* Begin *
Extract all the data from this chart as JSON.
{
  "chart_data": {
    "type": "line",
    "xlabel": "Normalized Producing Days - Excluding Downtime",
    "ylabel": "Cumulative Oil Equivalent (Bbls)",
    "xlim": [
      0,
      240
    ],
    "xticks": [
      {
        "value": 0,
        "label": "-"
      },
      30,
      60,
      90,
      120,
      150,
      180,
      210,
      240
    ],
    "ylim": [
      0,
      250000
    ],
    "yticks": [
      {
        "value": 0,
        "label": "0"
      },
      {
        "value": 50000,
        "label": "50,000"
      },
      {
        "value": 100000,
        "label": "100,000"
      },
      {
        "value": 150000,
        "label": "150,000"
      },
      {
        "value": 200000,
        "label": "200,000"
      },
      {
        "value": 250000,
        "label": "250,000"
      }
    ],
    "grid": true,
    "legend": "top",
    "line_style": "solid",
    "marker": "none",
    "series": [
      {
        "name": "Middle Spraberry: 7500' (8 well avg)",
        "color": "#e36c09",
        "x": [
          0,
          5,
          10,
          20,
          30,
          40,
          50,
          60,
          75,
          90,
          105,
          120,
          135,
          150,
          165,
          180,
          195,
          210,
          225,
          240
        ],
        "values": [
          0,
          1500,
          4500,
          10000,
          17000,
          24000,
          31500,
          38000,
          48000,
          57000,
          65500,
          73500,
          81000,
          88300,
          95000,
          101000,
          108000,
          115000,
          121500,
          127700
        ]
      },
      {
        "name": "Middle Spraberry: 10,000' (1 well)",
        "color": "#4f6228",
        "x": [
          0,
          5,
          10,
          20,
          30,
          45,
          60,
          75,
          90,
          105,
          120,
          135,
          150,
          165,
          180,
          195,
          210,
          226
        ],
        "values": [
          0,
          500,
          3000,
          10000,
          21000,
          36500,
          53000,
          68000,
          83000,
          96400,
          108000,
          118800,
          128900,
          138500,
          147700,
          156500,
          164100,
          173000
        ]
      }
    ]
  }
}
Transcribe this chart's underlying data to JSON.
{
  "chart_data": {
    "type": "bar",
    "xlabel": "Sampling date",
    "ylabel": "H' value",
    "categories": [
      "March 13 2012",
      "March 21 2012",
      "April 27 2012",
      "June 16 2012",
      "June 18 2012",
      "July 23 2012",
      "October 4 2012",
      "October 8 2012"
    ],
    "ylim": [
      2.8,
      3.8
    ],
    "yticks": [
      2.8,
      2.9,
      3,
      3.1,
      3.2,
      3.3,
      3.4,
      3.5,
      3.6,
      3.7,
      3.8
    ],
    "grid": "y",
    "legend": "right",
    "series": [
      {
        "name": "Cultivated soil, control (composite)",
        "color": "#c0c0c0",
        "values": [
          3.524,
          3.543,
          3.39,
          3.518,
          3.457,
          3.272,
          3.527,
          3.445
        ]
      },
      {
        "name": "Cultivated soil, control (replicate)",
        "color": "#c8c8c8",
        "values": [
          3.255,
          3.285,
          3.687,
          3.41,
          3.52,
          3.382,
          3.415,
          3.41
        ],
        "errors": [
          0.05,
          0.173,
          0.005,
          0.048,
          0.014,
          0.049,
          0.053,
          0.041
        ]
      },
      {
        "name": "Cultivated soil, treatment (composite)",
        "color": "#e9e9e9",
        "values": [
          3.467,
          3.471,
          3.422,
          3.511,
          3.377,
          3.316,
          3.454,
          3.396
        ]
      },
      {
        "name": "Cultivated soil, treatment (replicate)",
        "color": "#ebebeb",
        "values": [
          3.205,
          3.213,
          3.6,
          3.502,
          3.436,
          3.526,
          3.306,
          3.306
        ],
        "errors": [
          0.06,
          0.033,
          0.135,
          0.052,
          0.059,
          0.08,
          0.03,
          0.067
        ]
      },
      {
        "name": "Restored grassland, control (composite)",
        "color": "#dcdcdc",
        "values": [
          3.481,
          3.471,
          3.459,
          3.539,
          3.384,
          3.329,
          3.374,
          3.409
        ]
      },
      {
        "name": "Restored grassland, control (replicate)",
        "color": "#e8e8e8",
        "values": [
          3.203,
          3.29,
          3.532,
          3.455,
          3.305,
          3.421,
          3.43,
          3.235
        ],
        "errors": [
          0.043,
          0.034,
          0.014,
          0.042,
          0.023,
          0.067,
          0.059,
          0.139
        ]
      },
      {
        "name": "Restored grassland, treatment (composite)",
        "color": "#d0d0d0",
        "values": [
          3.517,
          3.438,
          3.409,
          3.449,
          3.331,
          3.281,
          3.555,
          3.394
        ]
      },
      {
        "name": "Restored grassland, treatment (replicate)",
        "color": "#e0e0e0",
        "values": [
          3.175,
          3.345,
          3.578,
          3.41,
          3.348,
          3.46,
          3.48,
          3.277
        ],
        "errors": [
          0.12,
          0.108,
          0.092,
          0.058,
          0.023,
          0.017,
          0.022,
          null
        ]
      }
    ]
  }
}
* End *
PROBLEM
Reproduce every record, matching each line exactly.

EXPECTED OUTPUT
Extract all the data from this chart as JSON.
{
  "chart_data": {
    "type": "line",
    "xlabel": "Normalized Producing Days - Excluding Downtime",
    "ylabel": "Cumulative Oil Equivalent (Bbls)",
    "xlim": [
      0,
      240
    ],
    "xticks": [
      {
        "value": 0,
        "label": "-"
      },
      30,
      60,
      90,
      120,
      150,
      180,
      210,
      240
    ],
    "ylim": [
      0,
      250000
    ],
    "yticks": [
      {
        "value": 0,
        "label": "0"
      },
      {
        "value": 50000,
        "label": "50,000"
      },
      {
        "value": 100000,
        "label": "100,000"
      },
      {
        "value": 150000,
        "label": "150,000"
      },
      {
        "value": 200000,
        "label": "200,000"
      },
      {
        "value": 250000,
        "label": "250,000"
      }
    ],
    "grid": true,
    "legend": "top",
    "line_style": "solid",
    "marker": "none",
    "series": [
      {
        "name": "Middle Spraberry: 7500' (8 well avg)",
        "color": "#e36c09",
        "x": [
          0,
          5,
          10,
          20,
          30,
          40,
          50,
          60,
          75,
          90,
          105,
          120,
          135,
          150,
          165,
          180,
          195,
          210,
          225,
          240
        ],
        "values": [
          0,
          1500,
          4500,
          10000,
          17000,
          24000,
          31500,
          38000,
          48000,
          57000,
          65500,
          73500,
          81000,
          88300,
          95000,
          101000,
          108000,
          115000,
          121500,
          127700
        ]
      },
      {
        "name": "Middle Spraberry: 10,000' (1 well)",
        "color": "#4f6228",
        "x": [
          0,
          5,
          10,
          20,
          30,
          45,
          60,
          75,
          90,
          105,
          120,
          135,
          150,
          165,
          180,
          195,
          210,
          226
        ],
        "values": [
          0,
          500,
          3000,
          10000,
          21000,
          36500,
          53000,
          68000,
          83000,
          96400,
          108000,
          118800,
          128900,
          138500,
          147700,
          156500,
          164100,
          173000
        ]
      }
    ]
  }
}
Transcribe this chart's underlying data to JSON.
{
  "chart_data": {
    "type": "bar",
    "xlabel": "Sampling date",
    "ylabel": "H' value",
    "categories": [
      "March 13 2012",
      "March 21 2012",
      "April 27 2012",
      "June 16 2012",
      "June 18 2012",
      "July 23 2012",
      "October 4 2012",
      "October 8 2012"
    ],
    "ylim": [
      2.8,
      3.8
    ],
    "yticks": [
      2.8,
      2.9,
      3,
      3.1,
      3.2,
      3.3,
      3.4,
      3.5,
      3.6,
      3.7,
      3.8
    ],
    "grid": "y",
    "legend": "right",
    "series": [
      {
        "name": "Cultivated soil, control (composite)",
        "color": "#c0c0c0",
        "values": [
          3.524,
          3.543,
          3.39,
          3.518,
          3.457,
          3.272,
          3.527,
          3.445
        ]
      },
      {
        "name": "Cultivated soil, control (replicate)",
        "color": "#c8c8c8",
        "values": [
          3.255,
          3.285,
          3.687,
          3.41,
          3.52,
          3.382,
          3.415,
          3.41
        ],
        "errors": [
          0.05,
          0.173,
          0.005,
          0.048,
          0.014,
          0.049,
          0.053,
          0.041
        ]
      },
      {
        "name": "Cultivated soil, treatment (composite)",
        "color": "#e9e9e9",
        "values": [
          3.467,
          3.471,
          3.422,
          3.511,
          3.377,
          3.316,
          3.454,
          3.396
        ]
      },
      {
        "name": "Cultivated soil, treatment (replicate)",
        "color": "#ebebeb",
        "values": [
          3.205,
          3.213,
          3.6,
          3.502,
          3.436,
          3.526,
          3.306,
          3.306
        ],
        "errors": [
          0.06,
          0.033,
          0.135,
          0.052,
          0.059,
          0.08,
          0.03,
          0.067
        ]
      },
      {
        "name": "Restored grassland, control (composite)",
        "color": "#dcdcdc",
        "values": [
          3.481,
          3.471,
          3.459,
          3.539,
          3.384,
          3.329,
          3.374,
          3.409
        ]
      },
      {
        "name": "Restored grassland, control (replicate)",
        "color": "#e8e8e8",
        "values": [
          3.203,
          3.29,
          3.532,
          3.455,
          3.305,
          3.421,
          3.43,
          3.235
        ],
        "errors": [
          0.043,
          0.034,
          0.014,
          0.042,
          0.023,
          0.067,
          0.059,
          0.139
        ]
      },
      {
        "name": "Restored grassland, treatment (composite)",
        "color": "#d0d0d0",
        "values": [
          3.517,
          3.438,
          3.409,
          3.449,
          3.331,
          3.281,
          3.555,
          3.394
        ]
      },
      {
        "name": "Restored grassland, treatment (replicate)",
        "color": "#e0e0e0",
        "values": [
          3.175,
          3.345,
          3.578,
          3.41,
          3.348,
          3.46,
          3.48,
          3.277
        ],
        "errors": [
          0.12,
          0.108,
          0.092,
          0.058,
          0.023,
          0.017,
          0.022,
          null
        ]
      }
    ]
  }
}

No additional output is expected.